▶ **Passage**
- - -
# Dont buy an ultra aviator



## StAntonRider (Dec 15, 2014)

:finger1:

This shit happened. Crazy fuckin delams. Anyway gonna hit up warranty, hope they cover it. Will let you guys know of my updates.


----------



## StAntonRider (Dec 15, 2014)

Another pic


----------



## Nivek (Jan 24, 2008)

Thats not a delam. You over-flexed the board and it broke.


----------



## StAntonRider (Dec 15, 2014)

Nivek said:


> Thats not a delam. You over-flexed the board and it broke.


Board is not broke.


----------



## StAntonRider (Dec 15, 2014)

Another pic


----------



## ShredLife (Feb 6, 2010)

that is a broken snowboard and it was broken because you either landed on your tail and tail-blocked it or you just fucking tail-blocked it. 

not a delam. not a warranty issue. 

you broke that shit son.


----------



## Phedder (Sep 13, 2014)

This thread is hilarious.


----------



## d15 (Jan 12, 2012)

Dam ***** wut a shitty bored


----------



## ridinbend (Aug 2, 2012)

You should sue Jones.


----------



## speedjason (May 2, 2013)

Lmao, you broke the board. too short for your weight?


----------



## StAntonRider (Dec 15, 2014)
- - -
▶ **Extracted records**
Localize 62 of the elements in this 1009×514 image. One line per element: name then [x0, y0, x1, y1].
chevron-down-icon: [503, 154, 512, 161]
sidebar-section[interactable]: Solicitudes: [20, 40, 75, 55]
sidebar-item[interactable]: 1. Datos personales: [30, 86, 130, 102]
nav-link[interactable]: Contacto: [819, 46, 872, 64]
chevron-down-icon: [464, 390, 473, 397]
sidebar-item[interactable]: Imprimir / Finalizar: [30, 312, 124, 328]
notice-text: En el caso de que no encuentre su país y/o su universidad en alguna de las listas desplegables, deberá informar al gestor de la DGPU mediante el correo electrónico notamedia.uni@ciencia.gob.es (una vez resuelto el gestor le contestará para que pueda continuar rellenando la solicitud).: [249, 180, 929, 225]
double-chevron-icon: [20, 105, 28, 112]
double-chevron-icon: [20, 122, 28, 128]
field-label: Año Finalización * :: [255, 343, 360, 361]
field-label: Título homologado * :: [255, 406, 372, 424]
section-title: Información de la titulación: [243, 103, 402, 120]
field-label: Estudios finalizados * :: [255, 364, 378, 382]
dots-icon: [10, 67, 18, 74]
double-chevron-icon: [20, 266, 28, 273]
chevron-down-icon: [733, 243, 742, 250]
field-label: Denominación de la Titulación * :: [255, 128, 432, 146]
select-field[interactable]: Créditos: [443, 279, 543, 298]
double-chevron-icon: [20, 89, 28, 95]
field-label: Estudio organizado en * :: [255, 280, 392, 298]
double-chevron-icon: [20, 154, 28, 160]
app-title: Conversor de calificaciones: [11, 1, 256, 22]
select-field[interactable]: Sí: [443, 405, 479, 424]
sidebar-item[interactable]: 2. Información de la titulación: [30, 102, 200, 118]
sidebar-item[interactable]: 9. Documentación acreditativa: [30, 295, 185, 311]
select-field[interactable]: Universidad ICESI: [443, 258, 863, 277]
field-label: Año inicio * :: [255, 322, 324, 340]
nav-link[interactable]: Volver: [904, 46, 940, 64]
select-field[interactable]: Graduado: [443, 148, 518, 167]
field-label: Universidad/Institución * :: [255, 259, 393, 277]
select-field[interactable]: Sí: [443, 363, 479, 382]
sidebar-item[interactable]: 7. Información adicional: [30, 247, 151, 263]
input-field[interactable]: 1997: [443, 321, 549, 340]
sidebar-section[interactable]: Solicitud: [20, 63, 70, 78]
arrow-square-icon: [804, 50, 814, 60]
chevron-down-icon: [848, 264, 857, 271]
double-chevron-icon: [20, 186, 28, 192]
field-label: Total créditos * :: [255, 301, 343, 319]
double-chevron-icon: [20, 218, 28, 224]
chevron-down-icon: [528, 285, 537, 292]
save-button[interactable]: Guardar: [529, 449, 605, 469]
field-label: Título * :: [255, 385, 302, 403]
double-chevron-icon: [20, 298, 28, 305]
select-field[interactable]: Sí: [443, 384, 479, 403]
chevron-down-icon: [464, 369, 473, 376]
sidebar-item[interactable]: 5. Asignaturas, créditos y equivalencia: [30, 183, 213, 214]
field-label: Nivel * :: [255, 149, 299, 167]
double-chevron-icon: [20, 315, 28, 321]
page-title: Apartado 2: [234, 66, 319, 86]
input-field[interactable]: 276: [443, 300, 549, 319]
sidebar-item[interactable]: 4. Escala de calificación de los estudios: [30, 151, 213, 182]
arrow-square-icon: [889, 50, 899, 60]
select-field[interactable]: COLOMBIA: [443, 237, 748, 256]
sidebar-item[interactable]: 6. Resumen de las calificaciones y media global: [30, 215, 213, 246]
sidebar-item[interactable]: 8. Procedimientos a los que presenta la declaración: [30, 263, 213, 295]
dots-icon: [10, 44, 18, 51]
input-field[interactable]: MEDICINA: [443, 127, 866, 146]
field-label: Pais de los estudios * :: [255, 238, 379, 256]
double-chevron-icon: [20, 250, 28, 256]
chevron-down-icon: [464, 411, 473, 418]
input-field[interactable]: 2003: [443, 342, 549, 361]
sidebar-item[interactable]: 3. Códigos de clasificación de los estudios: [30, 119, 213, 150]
- - -
▶ **Objective**
Decide whether each statement agrees with the snowboard thread, answering yes or no and quoting the deciding words: (a) Nivek calls the damage a delam. (b) StAntonRider intends to try the warranty. (c) ShredLife considers the damage a warranty issue. The records have no connection to the snowboard thread.

▶ **Problem solution**
(a) No: "Thats not a delam."
(b) Yes: "Anyway gonna hit up warranty, hope they cover it."
(c) No: "not a delam. not a warranty issue."